◆ TEXT SEGMENT:

|---|

In the old days, it was done with street maps and educated hunches, Hardy said. The majority party in the Legislature, which dictates the terms of redistricting, tried to draw lines that maximized its number of representatives and protected its incumbents against challengers.

“Back in 1961, you’d draw a line over to, say, Vermont Avenue and try to estimate the population (in a would-be district),” Hardy said. “Now, you can be precise about exactly how many Republicans and Democrats, blacks or Latinos, there are in a given area. It’s not good enough? Then why not extend the line over to Normandie Avenue?”

“You can do it in minutes,” said Heslop.

For the past 17 years, the Rose Institute, a political research department at Claremont McKenna College, has been the source of the raw data that the “redistricters” have used. For example, it supplied the data used in 1981 to draw new districts for the Los Angeles County Board of Supervisors, and it provided data to the Mexican-American Legal Defense and Educational Fund to initiate a voting rights suit challenging the legality of those districts.

|---|

◆ WRITTEN REQUEST A:
Answer these questions about the redistricting excerpt:
(i) Which year does Hardy give when describing how lines were once drawn toward Vermont Avenue?
(ii) How long does Heslop say the work now takes?
(iii) For how many years has the Rose Institute supplied the raw data used by the "redistricters"?

[Rows from a layout dataset]
|---|

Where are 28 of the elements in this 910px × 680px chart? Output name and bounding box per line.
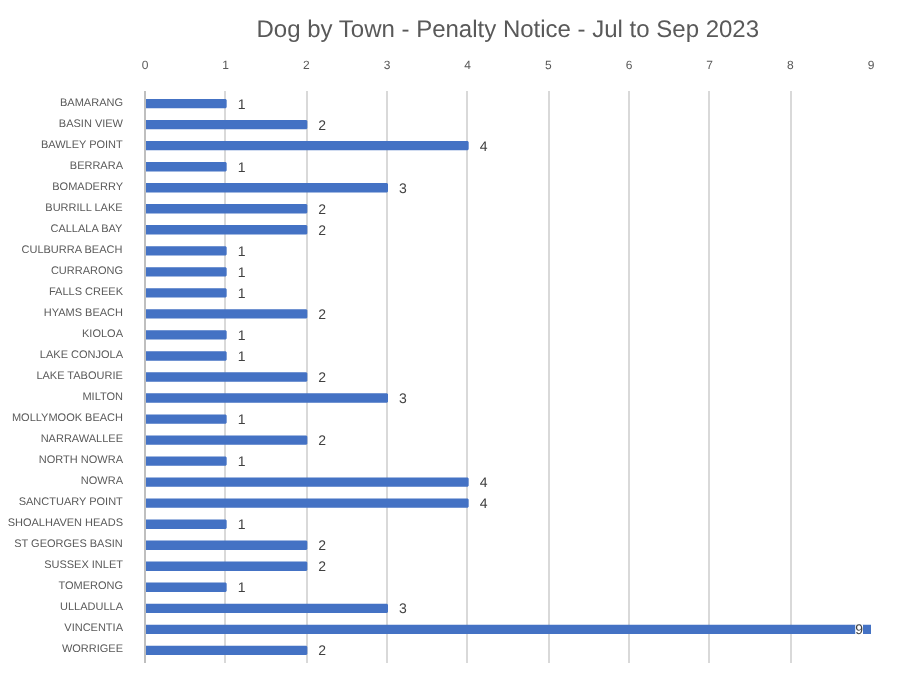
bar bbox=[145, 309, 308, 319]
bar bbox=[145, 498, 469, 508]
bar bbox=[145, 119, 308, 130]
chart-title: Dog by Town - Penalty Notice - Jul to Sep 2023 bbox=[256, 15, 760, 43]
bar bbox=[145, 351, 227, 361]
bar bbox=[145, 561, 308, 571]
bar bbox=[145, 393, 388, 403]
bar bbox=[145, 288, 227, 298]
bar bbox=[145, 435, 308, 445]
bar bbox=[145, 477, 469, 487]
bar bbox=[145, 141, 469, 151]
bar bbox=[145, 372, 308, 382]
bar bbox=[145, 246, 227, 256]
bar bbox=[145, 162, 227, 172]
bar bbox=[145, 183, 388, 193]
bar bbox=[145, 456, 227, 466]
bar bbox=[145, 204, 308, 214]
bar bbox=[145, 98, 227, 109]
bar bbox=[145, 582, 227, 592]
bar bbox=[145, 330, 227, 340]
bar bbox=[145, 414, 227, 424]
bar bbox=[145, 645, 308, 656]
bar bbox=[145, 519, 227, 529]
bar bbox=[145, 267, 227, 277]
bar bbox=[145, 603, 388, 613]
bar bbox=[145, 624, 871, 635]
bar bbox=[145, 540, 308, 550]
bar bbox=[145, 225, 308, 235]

|---|

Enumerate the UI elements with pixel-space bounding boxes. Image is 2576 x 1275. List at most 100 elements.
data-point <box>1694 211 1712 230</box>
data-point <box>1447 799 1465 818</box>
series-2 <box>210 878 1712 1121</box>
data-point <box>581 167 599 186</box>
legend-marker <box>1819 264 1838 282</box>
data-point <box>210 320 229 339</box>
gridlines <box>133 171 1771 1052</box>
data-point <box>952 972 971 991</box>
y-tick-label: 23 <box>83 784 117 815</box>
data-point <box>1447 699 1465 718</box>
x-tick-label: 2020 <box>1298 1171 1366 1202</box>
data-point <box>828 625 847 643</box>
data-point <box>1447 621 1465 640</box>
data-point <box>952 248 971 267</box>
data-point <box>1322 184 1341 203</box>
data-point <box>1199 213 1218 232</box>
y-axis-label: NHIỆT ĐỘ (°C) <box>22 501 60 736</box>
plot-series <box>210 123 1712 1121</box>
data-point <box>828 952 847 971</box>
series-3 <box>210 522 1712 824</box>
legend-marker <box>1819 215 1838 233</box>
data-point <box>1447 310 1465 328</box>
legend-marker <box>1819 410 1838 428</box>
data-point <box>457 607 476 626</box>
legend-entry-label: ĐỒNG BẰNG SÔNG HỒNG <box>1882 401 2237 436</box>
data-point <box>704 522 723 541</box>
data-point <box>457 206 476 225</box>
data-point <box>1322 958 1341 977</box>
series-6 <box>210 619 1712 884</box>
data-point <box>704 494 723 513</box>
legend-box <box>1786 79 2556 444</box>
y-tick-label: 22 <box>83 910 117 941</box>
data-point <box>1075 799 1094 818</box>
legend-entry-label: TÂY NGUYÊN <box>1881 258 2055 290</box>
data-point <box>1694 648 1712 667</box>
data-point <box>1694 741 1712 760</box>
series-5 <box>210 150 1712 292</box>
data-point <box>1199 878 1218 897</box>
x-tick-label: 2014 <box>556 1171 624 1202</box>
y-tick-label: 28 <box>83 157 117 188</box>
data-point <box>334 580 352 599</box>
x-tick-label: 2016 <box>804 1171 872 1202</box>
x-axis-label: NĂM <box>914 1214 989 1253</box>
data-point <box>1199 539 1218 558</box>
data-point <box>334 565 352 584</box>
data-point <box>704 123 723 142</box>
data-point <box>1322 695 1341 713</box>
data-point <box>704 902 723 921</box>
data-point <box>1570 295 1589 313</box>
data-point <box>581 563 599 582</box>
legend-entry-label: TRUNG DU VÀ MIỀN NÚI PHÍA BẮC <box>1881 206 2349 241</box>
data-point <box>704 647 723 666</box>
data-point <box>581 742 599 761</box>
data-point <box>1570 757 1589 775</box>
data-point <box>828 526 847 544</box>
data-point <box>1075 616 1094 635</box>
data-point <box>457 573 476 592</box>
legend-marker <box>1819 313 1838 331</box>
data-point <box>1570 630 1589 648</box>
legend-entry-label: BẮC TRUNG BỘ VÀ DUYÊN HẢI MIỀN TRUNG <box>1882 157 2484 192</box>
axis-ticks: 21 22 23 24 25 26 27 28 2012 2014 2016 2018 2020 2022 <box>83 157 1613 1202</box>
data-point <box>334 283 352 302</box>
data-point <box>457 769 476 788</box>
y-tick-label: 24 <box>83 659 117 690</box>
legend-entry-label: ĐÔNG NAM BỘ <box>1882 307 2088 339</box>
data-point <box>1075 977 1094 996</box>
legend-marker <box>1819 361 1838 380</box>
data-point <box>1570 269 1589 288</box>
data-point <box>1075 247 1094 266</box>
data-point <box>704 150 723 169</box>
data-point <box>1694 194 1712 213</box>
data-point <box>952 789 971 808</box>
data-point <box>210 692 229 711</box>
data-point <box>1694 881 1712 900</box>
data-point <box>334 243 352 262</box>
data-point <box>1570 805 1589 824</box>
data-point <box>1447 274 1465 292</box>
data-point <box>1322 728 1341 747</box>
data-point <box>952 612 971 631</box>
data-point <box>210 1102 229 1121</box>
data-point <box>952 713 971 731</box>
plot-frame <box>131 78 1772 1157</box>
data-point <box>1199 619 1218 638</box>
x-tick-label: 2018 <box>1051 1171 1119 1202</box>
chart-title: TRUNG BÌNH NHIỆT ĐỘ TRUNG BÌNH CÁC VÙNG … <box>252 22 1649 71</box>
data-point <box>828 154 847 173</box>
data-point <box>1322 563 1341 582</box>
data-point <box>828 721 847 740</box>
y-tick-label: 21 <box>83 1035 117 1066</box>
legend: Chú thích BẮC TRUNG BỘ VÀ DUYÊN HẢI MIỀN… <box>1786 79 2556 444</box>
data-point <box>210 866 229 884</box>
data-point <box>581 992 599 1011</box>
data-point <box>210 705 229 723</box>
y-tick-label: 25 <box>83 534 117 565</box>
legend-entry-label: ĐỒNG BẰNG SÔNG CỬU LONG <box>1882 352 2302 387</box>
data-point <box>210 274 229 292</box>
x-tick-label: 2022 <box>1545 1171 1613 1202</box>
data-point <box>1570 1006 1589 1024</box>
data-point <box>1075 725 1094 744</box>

|---|

◆ WRITTEN REQUEST B: In the rows, substitute "hbar" for "bar" in the lines starting with the line with "bar bbox=[145, 309, 308, 319]" and going on through the line with "bar bbox=[145, 225, 308, 235]". Reproduce only those lines, with everything else unchanged.

◆ WRITTEN ANSWER A:
(i) 1961
(ii) Minutes
(iii) 17 years

◆ WRITTEN ANSWER B:
hbar bbox=[145, 309, 308, 319]
hbar bbox=[145, 498, 469, 508]
hbar bbox=[145, 119, 308, 130]
chart-title: Dog by Town - Penalty Notice - Jul to Sep 2023 bbox=[256, 15, 760, 43]
hbar bbox=[145, 351, 227, 361]
hbar bbox=[145, 561, 308, 571]
hbar bbox=[145, 393, 388, 403]
hbar bbox=[145, 288, 227, 298]
hbar bbox=[145, 435, 308, 445]
hbar bbox=[145, 477, 469, 487]
hbar bbox=[145, 141, 469, 151]
hbar bbox=[145, 372, 308, 382]
hbar bbox=[145, 246, 227, 256]
hbar bbox=[145, 162, 227, 172]
hbar bbox=[145, 183, 388, 193]
hbar bbox=[145, 456, 227, 466]
hbar bbox=[145, 204, 308, 214]
hbar bbox=[145, 98, 227, 109]
hbar bbox=[145, 582, 227, 592]
hbar bbox=[145, 330, 227, 340]
hbar bbox=[145, 414, 227, 424]
hbar bbox=[145, 645, 308, 656]
hbar bbox=[145, 519, 227, 529]
hbar bbox=[145, 267, 227, 277]
hbar bbox=[145, 603, 388, 613]
hbar bbox=[145, 624, 871, 635]
hbar bbox=[145, 540, 308, 550]
hbar bbox=[145, 225, 308, 235]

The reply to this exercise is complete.